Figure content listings
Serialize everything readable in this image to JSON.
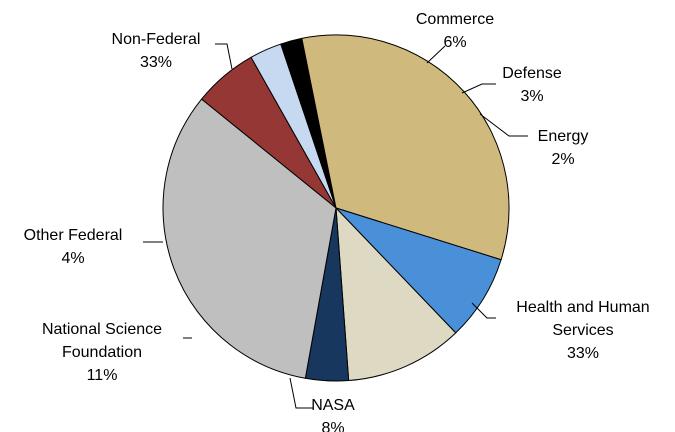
{
  "chart_data": {
    "type": "pie",
    "slices": [
      {
        "label_lines": [
          "Commerce"
        ],
        "value_label": "6%",
        "value": 6,
        "color": "#953735"
      },
      {
        "label_lines": [
          "Defense"
        ],
        "value_label": "3%",
        "value": 3,
        "color": "#c6d9f1"
      },
      {
        "label_lines": [
          "Energy"
        ],
        "value_label": "2%",
        "value": 2,
        "color": "#000000"
      },
      {
        "label_lines": [
          "Health and Human",
          "Services"
        ],
        "value_label": "33%",
        "value": 33,
        "color": "#cfb97c"
      },
      {
        "label_lines": [
          "NASA"
        ],
        "value_label": "8%",
        "value": 8,
        "color": "#4a90d9"
      },
      {
        "label_lines": [
          "National Science",
          "Foundation"
        ],
        "value_label": "11%",
        "value": 11,
        "color": "#ddd9c3"
      },
      {
        "label_lines": [
          "Other Federal"
        ],
        "value_label": "4%",
        "value": 4,
        "color": "#17375e"
      },
      {
        "label_lines": [
          "Non-Federal"
        ],
        "value_label": "33%",
        "value": 33,
        "color": "#bfbfbf"
      }
    ]
  }
}
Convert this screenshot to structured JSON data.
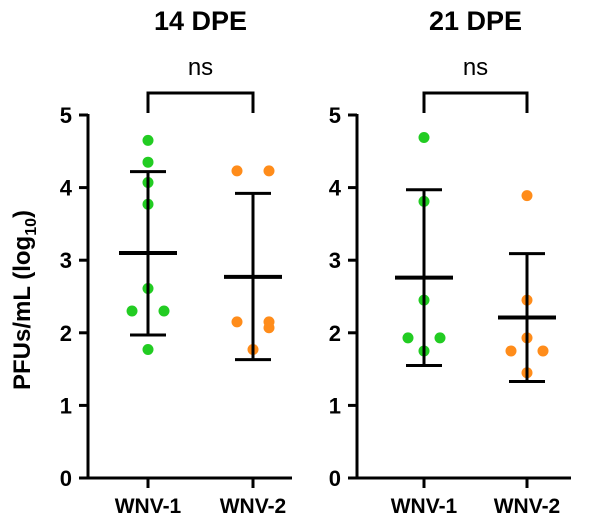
{
  "chart_data": {
    "type": "scatter",
    "ylabel": "PFUs/mL (log",
    "ylabel_sub": "10",
    "ylabel_close": ")",
    "ylim": [
      0,
      5
    ],
    "yticks": [
      "0",
      "1",
      "2",
      "3",
      "4",
      "5"
    ],
    "grid": false,
    "colors": {
      "WNV-1": "#22cc22",
      "WNV-2": "#ff8c1a"
    },
    "panels": [
      {
        "title": "14 DPE",
        "significance": "ns",
        "groups": [
          {
            "label": "WNV-1",
            "mean": 3.1,
            "sd_upper": 4.22,
            "sd_lower": 1.97,
            "points": [
              4.65,
              4.35,
              4.07,
              3.77,
              2.61,
              2.3,
              2.3,
              1.77
            ]
          },
          {
            "label": "WNV-2",
            "mean": 2.77,
            "sd_upper": 3.92,
            "sd_lower": 1.63,
            "points": [
              4.23,
              4.23,
              2.15,
              2.15,
              2.07,
              1.77
            ]
          }
        ]
      },
      {
        "title": "21 DPE",
        "significance": "ns",
        "groups": [
          {
            "label": "WNV-1",
            "mean": 2.76,
            "sd_upper": 3.97,
            "sd_lower": 1.55,
            "points": [
              4.69,
              3.81,
              2.45,
              1.93,
              1.93,
              1.75
            ]
          },
          {
            "label": "WNV-2",
            "mean": 2.21,
            "sd_upper": 3.09,
            "sd_lower": 1.33,
            "points": [
              3.89,
              2.45,
              1.93,
              1.75,
              1.75,
              1.45
            ]
          }
        ]
      }
    ]
  }
}
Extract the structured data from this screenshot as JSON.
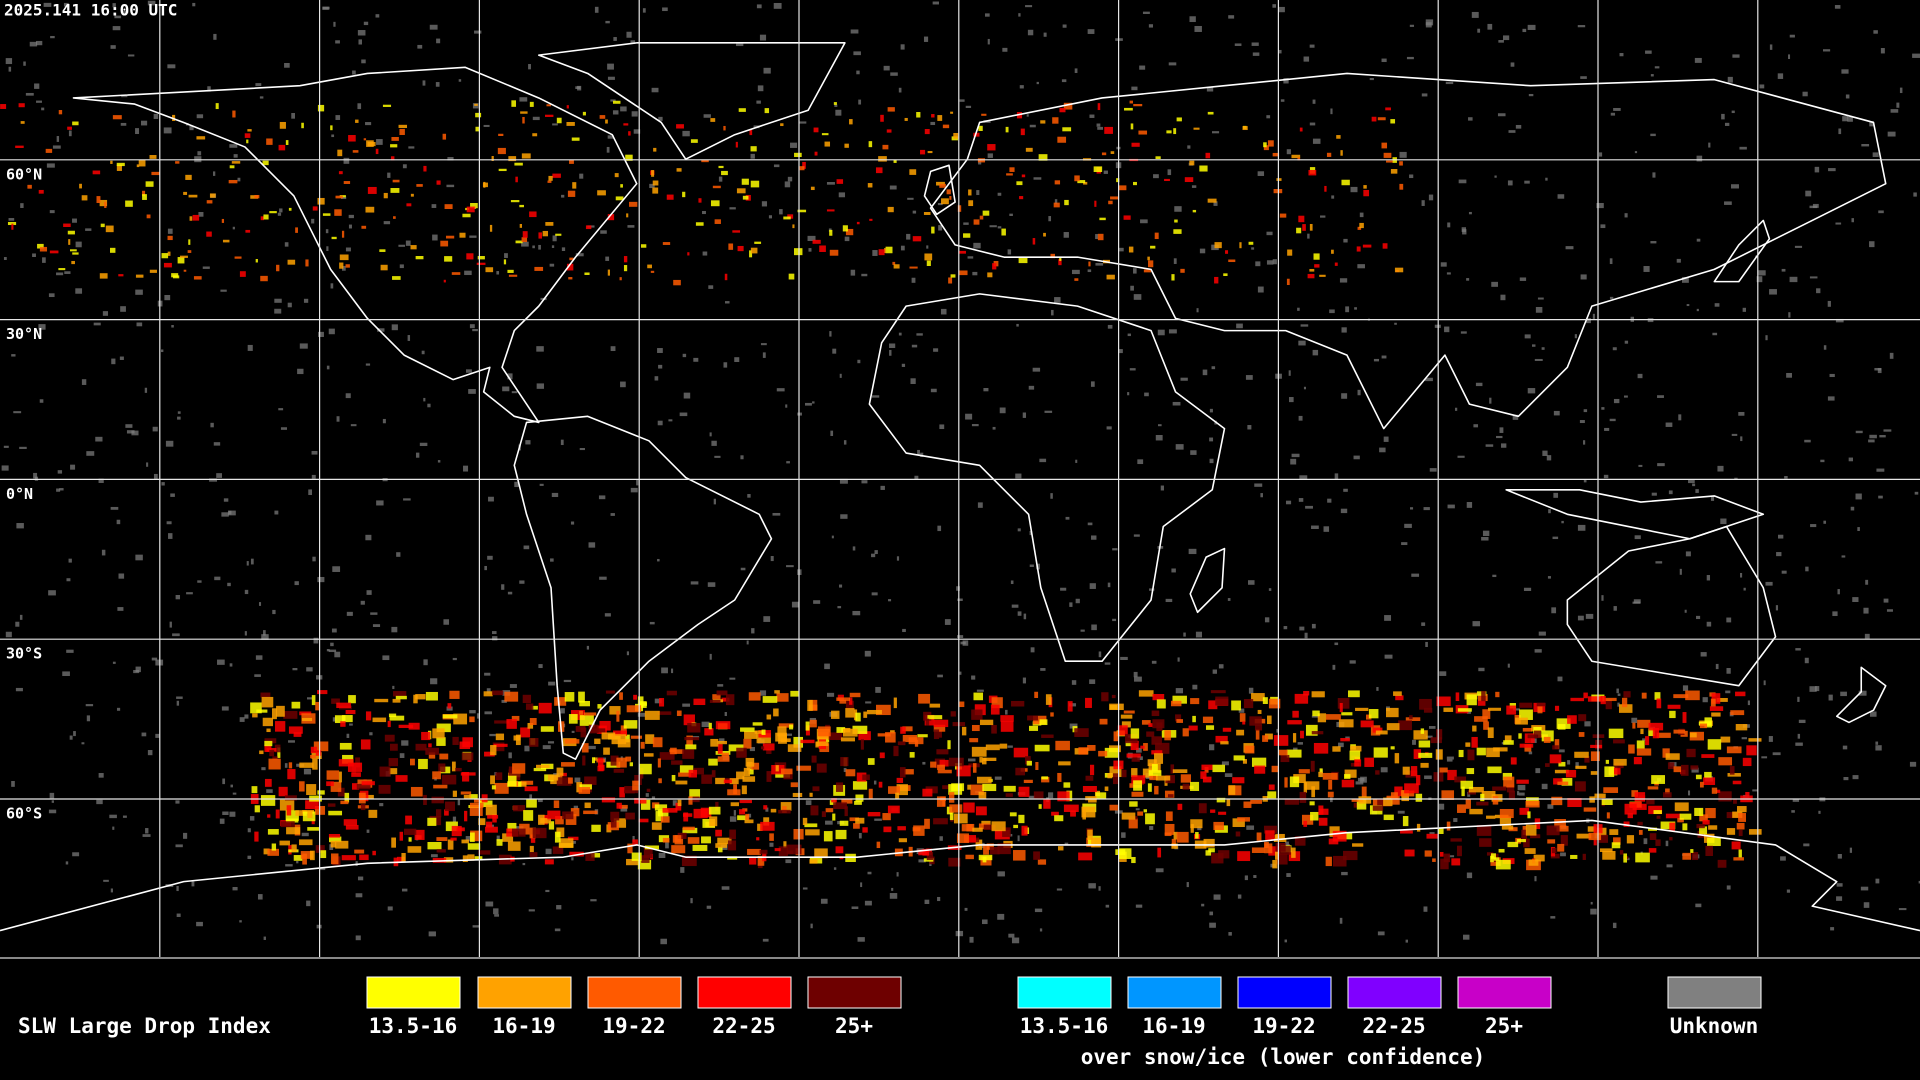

Exercise objective:
All entries must be written out again exactly as given, with no pictures in the copy.

Solution to this problem:
Serialize everything readable in this image to JSON.
{
  "chart_data": {
    "type": "pie",
    "slices": [
      {
        "label_lines": [
          "Commerce"
        ],
        "value_label": "6%",
        "value": 6,
        "color": "#953735"
      },
      {
        "label_lines": [
          "Defense"
        ],
        "value_label": "3%",
        "value": 3,
        "color": "#c6d9f1"
      },
      {
        "label_lines": [
          "Energy"
        ],
        "value_label": "2%",
        "value": 2,
        "color": "#000000"
      },
      {
        "label_lines": [
          "Health and Human",
          "Services"
        ],
        "value_label": "33%",
        "value": 33,
        "color": "#cfb97c"
      },
      {
        "label_lines": [
          "NASA"
        ],
        "value_label": "8%",
        "value": 8,
        "color": "#4a90d9"
      },
      {
        "label_lines": [
          "National Science",
          "Foundation"
        ],
        "value_label": "11%",
        "value": 11,
        "color": "#ddd9c3"
      },
      {
        "label_lines": [
          "Other Federal"
        ],
        "value_label": "4%",
        "value": 4,
        "color": "#17375e"
      },
      {
        "label_lines": [
          "Non-Federal"
        ],
        "value_label": "33%",
        "value": 33,
        "color": "#bfbfbf"
      }
    ]
  }
}
Convert this screenshot to structured JSON data.
{
  "chart_data": {
    "type": "scatter",
    "ylabel": "PFUs/mL (log",
    "ylabel_sub": "10",
    "ylabel_close": ")",
    "ylim": [
      0,
      5
    ],
    "yticks": [
      "0",
      "1",
      "2",
      "3",
      "4",
      "5"
    ],
    "grid": false,
    "colors": {
      "WNV-1": "#22cc22",
      "WNV-2": "#ff8c1a"
    },
    "panels": [
      {
        "title": "14 DPE",
        "significance": "ns",
        "groups": [
          {
            "label": "WNV-1",
            "mean": 3.1,
            "sd_upper": 4.22,
            "sd_lower": 1.97,
            "points": [
              4.65,
              4.35,
              4.07,
              3.77,
              2.61,
              2.3,
              2.3,
              1.77
            ]
          },
          {
            "label": "WNV-2",
            "mean": 2.77,
            "sd_upper": 3.92,
            "sd_lower": 1.63,
            "points": [
              4.23,
              4.23,
              2.15,
              2.15,
              2.07,
              1.77
            ]
          }
        ]
      },
      {
        "title": "21 DPE",
        "significance": "ns",
        "groups": [
          {
            "label": "WNV-1",
            "mean": 2.76,
            "sd_upper": 3.97,
            "sd_lower": 1.55,
            "points": [
              4.69,
              3.81,
              2.45,
              1.93,
              1.93,
              1.75
            ]
          },
          {
            "label": "WNV-2",
            "mean": 2.21,
            "sd_upper": 3.09,
            "sd_lower": 1.33,
            "points": [
              3.89,
              2.45,
              1.93,
              1.75,
              1.75,
              1.45
            ]
          }
        ]
      }
    ]
  }
}
Extract the structured data from this screenshot as JSON.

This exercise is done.